** START OF Records shown **
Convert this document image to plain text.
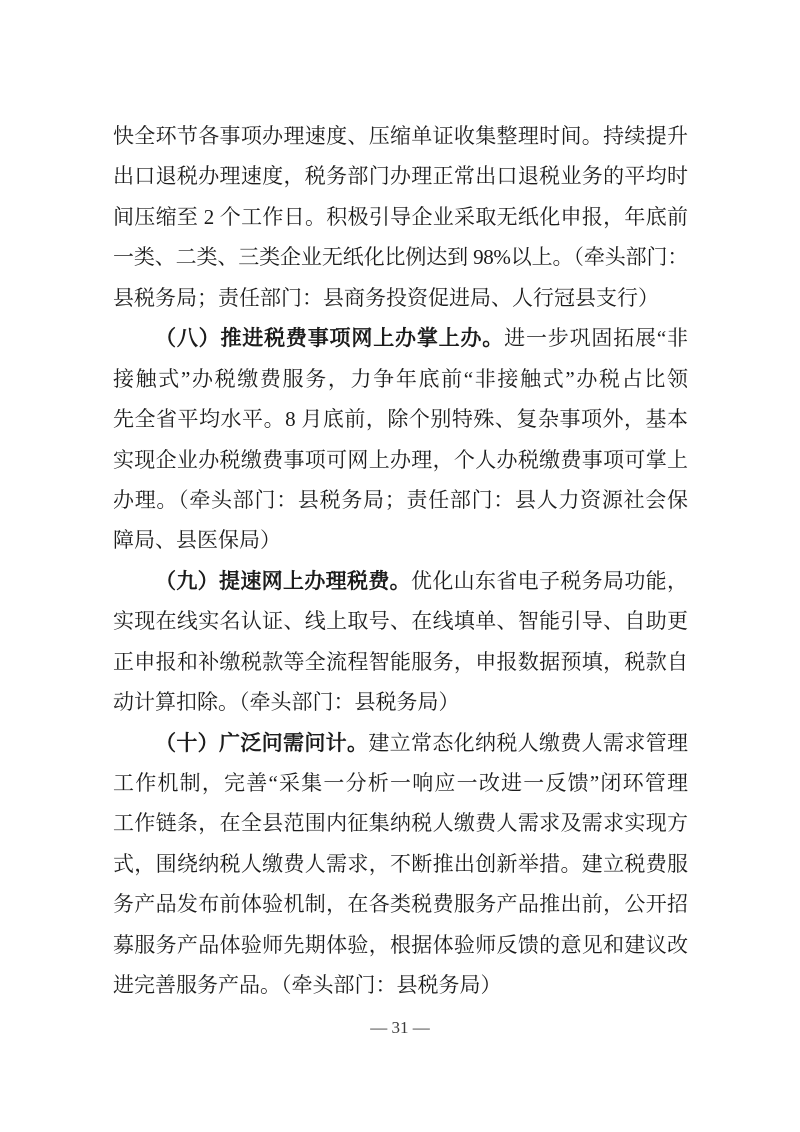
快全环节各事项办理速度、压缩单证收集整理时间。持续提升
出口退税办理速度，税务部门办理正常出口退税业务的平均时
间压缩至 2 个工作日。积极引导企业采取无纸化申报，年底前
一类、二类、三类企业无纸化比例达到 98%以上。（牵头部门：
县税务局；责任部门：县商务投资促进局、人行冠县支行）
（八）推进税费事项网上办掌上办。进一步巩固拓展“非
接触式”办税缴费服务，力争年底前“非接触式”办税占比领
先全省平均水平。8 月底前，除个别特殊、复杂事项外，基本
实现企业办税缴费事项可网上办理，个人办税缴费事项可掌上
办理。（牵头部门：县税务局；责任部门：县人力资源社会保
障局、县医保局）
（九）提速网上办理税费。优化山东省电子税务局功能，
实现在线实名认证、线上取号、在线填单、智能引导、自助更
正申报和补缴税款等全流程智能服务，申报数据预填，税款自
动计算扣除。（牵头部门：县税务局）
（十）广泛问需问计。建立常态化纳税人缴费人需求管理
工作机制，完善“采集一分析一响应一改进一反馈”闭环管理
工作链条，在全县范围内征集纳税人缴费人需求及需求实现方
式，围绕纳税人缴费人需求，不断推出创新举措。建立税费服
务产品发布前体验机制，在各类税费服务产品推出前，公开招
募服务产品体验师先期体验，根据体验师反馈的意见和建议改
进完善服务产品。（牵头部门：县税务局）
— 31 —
** END OF Records shown **
Your goal:
Without the pictures, return all the records precisely as they stand.

Correct answer:
Convert this document image to plain text.
快全环节各事项办理速度、压缩单证收集整理时间。持续提升
出口退税办理速度，税务部门办理正常出口退税业务的平均时
间压缩至 2 个工作日。积极引导企业采取无纸化申报，年底前
一类、二类、三类企业无纸化比例达到 98%以上。（牵头部门：
县税务局；责任部门：县商务投资促进局、人行冠县支行）
（八）推进税费事项网上办掌上办。进一步巩固拓展“非
接触式”办税缴费服务，力争年底前“非接触式”办税占比领
先全省平均水平。8 月底前，除个别特殊、复杂事项外，基本
实现企业办税缴费事项可网上办理，个人办税缴费事项可掌上
办理。（牵头部门：县税务局；责任部门：县人力资源社会保
障局、县医保局）
（九）提速网上办理税费。优化山东省电子税务局功能，
实现在线实名认证、线上取号、在线填单、智能引导、自助更
正申报和补缴税款等全流程智能服务，申报数据预填，税款自
动计算扣除。（牵头部门：县税务局）
（十）广泛问需问计。建立常态化纳税人缴费人需求管理
工作机制，完善“采集一分析一响应一改进一反馈”闭环管理
工作链条，在全县范围内征集纳税人缴费人需求及需求实现方
式，围绕纳税人缴费人需求，不断推出创新举措。建立税费服
务产品发布前体验机制，在各类税费服务产品推出前，公开招
募服务产品体验师先期体验，根据体验师反馈的意见和建议改
进完善服务产品。（牵头部门：县税务局）
— 31 —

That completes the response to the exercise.